Problem description
Print every entry, word for word, and skip the images.

Dataset records
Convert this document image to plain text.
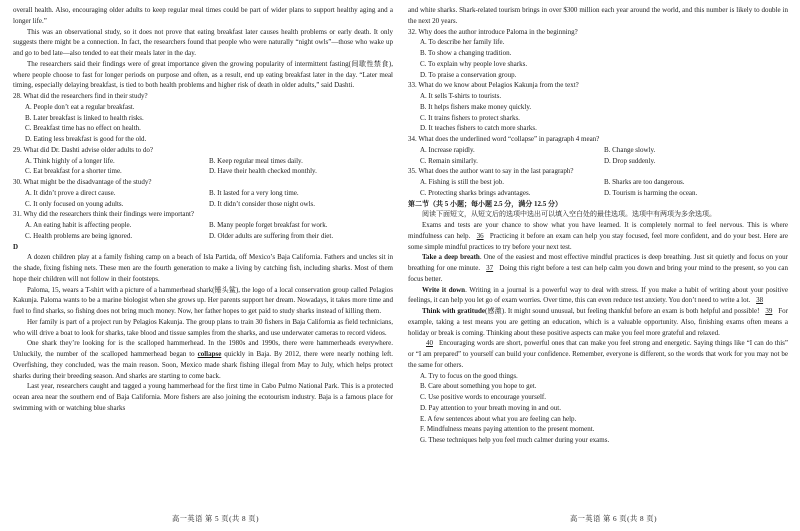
overall health. Also, encouraging older adults to keep regular meal times could be part of wider plans to support healthy aging and a longer life.”

This was an observational study, so it does not prove that eating breakfast later causes health problems or early death. It only suggests there might be a connection. In fact, the researchers found that people who were naturally “night owls”—those who wake up and go to bed late—also tended to eat their meals later in the day.

The researchers said their findings were of great importance given the growing popularity of intermittent fasting(间歇性禁食), where people choose to fast for longer periods on purpose and often, as a result, end up eating breakfast later in the day. “Later meal timing, especially delaying breakfast, is tied to both health problems and higher risk of death in older adults,” said Dashti.

28. What did the researchers find in their study?

A. People don’t eat a regular breakfast.
B. Later breakfast is linked to health risks.
C. Breakfast time has no effect on health.
D. Eating less breakfast is good for the old.

29. What did Dr. Dashti advise older adults to do?

A. Think highly of a longer life.	B. Keep regular meal times daily.
C. Eat breakfast for a shorter time.	D. Have their health checked monthly.

30. What might be the disadvantage of the study?

A. It didn’t prove a direct cause.	B. It lasted for a very long time.
C. It only focused on young adults.	D. It didn’t consider those night owls.

31. Why did the researchers think their findings were important?

A. An eating habit is affecting people.	B. Many people forget breakfast for work.
C. Health problems are being ignored.	D. Older adults are suffering from their diet.

D

A dozen children play at a family fishing camp on a beach of Isla Partida, off Mexico’s Baja California. Fathers and uncles sit in the shade, fixing fishing nets. These men are the fourth generation to make a living by catching fish, including sharks. Most of them hope their children will not follow in their footsteps.

Paloma, 15, wears a T-shirt with a picture of a hammerhead shark(锤头鲨), the logo of a local conservation group called Pelagios Kakunja. Paloma wants to be a marine biologist when she grows up. Her parents support her dream. Nowadays, it takes more time and fuel to find sharks, so fishing does not bring much money. Now, her father hopes to get paid to study sharks instead of killing them.

Her family is part of a project run by Pelagios Kakunja. The group plans to train 30 fishers in Baja California as field technicians, who will drive a boat to look for sharks, take blood and tissue samples from the sharks, and use underwater cameras to record videos.

One shark they’re looking for is the scalloped hammerhead. In the 1980s and 1990s, there were hammerheads everywhere. Unluckily, the number of the scalloped hammerhead began to collapse quickly in Baja. By 2012, there were nearly nothing left. Overfishing, they concluded, was the main reason. Soon, Mexico made shark fishing illegal from May to July, which helps protect sharks during their breeding season. And sharks are starting to come back.

Last year, researchers caught and tagged a young hammerhead for the first time in Cabo Pulmo National Park. This is a protected ocean area near the southern end of Baja California. More fishers are also joining the ecotourism industry. Baja is a famous place for swimming with or watching blue sharks

and white sharks. Shark-related tourism brings in over $300 million each year around the world, and this number is likely to double in the next 20 years.

32. Why does the author introduce Paloma in the beginning?

A. To describe her family life.
B. To show a changing tradition.
C. To explain why people love sharks.
D. To praise a conservation group.

33. What do we know about Pelagios Kakunja from the text?

A. It sells T-shirts to tourists.
B. It helps fishers make money quickly.
C. It trains fishers to protect sharks.
D. It teaches fishers to catch more sharks.

34. What does the underlined word “collapse” in paragraph 4 mean?

A. Increase rapidly.	B. Change slowly.
C. Remain similarly.	D. Drop suddenly.

35. What does the author want to say in the last paragraph?

A. Fishing is still the best job.	B. Sharks are too dangerous.
C. Protecting sharks brings advantages.	D. Tourism is harming the ocean.

第二节（共 5 小题；每小题 2.5 分，满分 12.5 分）

阅读下面短文，从短文后的选项中选出可以填入空白处的最佳选项。选项中有两项为多余选项。

Exams and tests are your chance to show what you have learned. It is completely normal to feel nervous. This is where mindfulness can help. 36 Practicing it before an exam can help you stay focused, feel more confident, and do your best. Here are some simple mindful practices to try before your next test.

Take a deep breath. One of the easiest and most effective mindful practices is deep breathing. Just sit quietly and focus on your breathing for one minute. 37 Doing this right before a test can help calm you down and bring your mind to the present, so you can focus better.

Write it down. Writing in a journal is a powerful way to deal with stress. If you make a habit of writing about your positive feelings, it can help you let go of exam worries. Over time, this can even reduce test anxiety. You don’t need to write a lot. 38

Think with gratitude(感激). It might sound unusual, but feeling thankful before an exam is both helpful and possible! 39 For example, taking a test means you are getting an education, which is a valuable opportunity. Also, finishing exams often means a holiday or break is coming. Thinking about these positive aspects can make you feel more grateful and relaxed.

40 Encouraging words are short, powerful ones that can make you feel strong and energetic. Saying things like “I can do this” or “I am prepared” to yourself can build your confidence. Remember, everyone is different, so the words that work for you may not be the same for others.

A. Try to focus on the good things.
B. Care about something you hope to get.
C. Use positive words to encourage yourself.
D. Pay attention to your breath moving in and out.
E. A few sentences about what you are feeling can help.
F. Mindfulness means paying attention to the present moment.
G. These techniques help you feel much calmer during your exams.
高一英语 第 5 页(共 8 页)	高一英语 第 6 页(共 8 页)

Task solution
Convert this document image to plain text.
overall health. Also, encouraging older adults to keep regular meal times could be part of wider plans to support healthy aging and a longer life.”

This was an observational study, so it does not prove that eating breakfast later causes health problems or early death. It only suggests there might be a connection. In fact, the researchers found that people who were naturally “night owls”—those who wake up and go to bed late—also tended to eat their meals later in the day.

The researchers said their findings were of great importance given the growing popularity of intermittent fasting(间歇性禁食), where people choose to fast for longer periods on purpose and often, as a result, end up eating breakfast later in the day. “Later meal timing, especially delaying breakfast, is tied to both health problems and higher risk of death in older adults,” said Dashti.

28. What did the researchers find in their study?

A. People don’t eat a regular breakfast.
B. Later breakfast is linked to health risks.
C. Breakfast time has no effect on health.
D. Eating less breakfast is good for the old.

29. What did Dr. Dashti advise older adults to do?

A. Think highly of a longer life.	B. Keep regular meal times daily.
C. Eat breakfast for a shorter time.	D. Have their health checked monthly.

30. What might be the disadvantage of the study?

A. It didn’t prove a direct cause.	B. It lasted for a very long time.
C. It only focused on young adults.	D. It didn’t consider those night owls.

31. Why did the researchers think their findings were important?

A. An eating habit is affecting people.	B. Many people forget breakfast for work.
C. Health problems are being ignored.	D. Older adults are suffering from their diet.

D

A dozen children play at a family fishing camp on a beach of Isla Partida, off Mexico’s Baja California. Fathers and uncles sit in the shade, fixing fishing nets. These men are the fourth generation to make a living by catching fish, including sharks. Most of them hope their children will not follow in their footsteps.

Paloma, 15, wears a T-shirt with a picture of a hammerhead shark(锤头鲨), the logo of a local conservation group called Pelagios Kakunja. Paloma wants to be a marine biologist when she grows up. Her parents support her dream. Nowadays, it takes more time and fuel to find sharks, so fishing does not bring much money. Now, her father hopes to get paid to study sharks instead of killing them.

Her family is part of a project run by Pelagios Kakunja. The group plans to train 30 fishers in Baja California as field technicians, who will drive a boat to look for sharks, take blood and tissue samples from the sharks, and use underwater cameras to record videos.

One shark they’re looking for is the scalloped hammerhead. In the 1980s and 1990s, there were hammerheads everywhere. Unluckily, the number of the scalloped hammerhead began to collapse quickly in Baja. By 2012, there were nearly nothing left. Overfishing, they concluded, was the main reason. Soon, Mexico made shark fishing illegal from May to July, which helps protect sharks during their breeding season. And sharks are starting to come back.

Last year, researchers caught and tagged a young hammerhead for the first time in Cabo Pulmo National Park. This is a protected ocean area near the southern end of Baja California. More fishers are also joining the ecotourism industry. Baja is a famous place for swimming with or watching blue sharks

and white sharks. Shark-related tourism brings in over $300 million each year around the world, and this number is likely to double in the next 20 years.

32. Why does the author introduce Paloma in the beginning?

A. To describe her family life.
B. To show a changing tradition.
C. To explain why people love sharks.
D. To praise a conservation group.

33. What do we know about Pelagios Kakunja from the text?

A. It sells T-shirts to tourists.
B. It helps fishers make money quickly.
C. It trains fishers to protect sharks.
D. It teaches fishers to catch more sharks.

34. What does the underlined word “collapse” in paragraph 4 mean?

A. Increase rapidly.	B. Change slowly.
C. Remain similarly.	D. Drop suddenly.

35. What does the author want to say in the last paragraph?

A. Fishing is still the best job.	B. Sharks are too dangerous.
C. Protecting sharks brings advantages.	D. Tourism is harming the ocean.

第二节（共 5 小题；每小题 2.5 分，满分 12.5 分）

阅读下面短文，从短文后的选项中选出可以填入空白处的最佳选项。选项中有两项为多余选项。

Exams and tests are your chance to show what you have learned. It is completely normal to feel nervous. This is where mindfulness can help. 36 Practicing it before an exam can help you stay focused, feel more confident, and do your best. Here are some simple mindful practices to try before your next test.

Take a deep breath. One of the easiest and most effective mindful practices is deep breathing. Just sit quietly and focus on your breathing for one minute. 37 Doing this right before a test can help calm you down and bring your mind to the present, so you can focus better.

Write it down. Writing in a journal is a powerful way to deal with stress. If you make a habit of writing about your positive feelings, it can help you let go of exam worries. Over time, this can even reduce test anxiety. You don’t need to write a lot. 38

Think with gratitude(感激). It might sound unusual, but feeling thankful before an exam is both helpful and possible! 39 For example, taking a test means you are getting an education, which is a valuable opportunity. Also, finishing exams often means a holiday or break is coming. Thinking about these positive aspects can make you feel more grateful and relaxed.

40 Encouraging words are short, powerful ones that can make you feel strong and energetic. Saying things like “I can do this” or “I am prepared” to yourself can build your confidence. Remember, everyone is different, so the words that work for you may not be the same for others.

A. Try to focus on the good things.
B. Care about something you hope to get.
C. Use positive words to encourage yourself.
D. Pay attention to your breath moving in and out.
E. A few sentences about what you are feeling can help.
F. Mindfulness means paying attention to the present moment.
G. These techniques help you feel much calmer during your exams.
高一英语 第 5 页(共 8 页)	高一英语 第 6 页(共 8 页)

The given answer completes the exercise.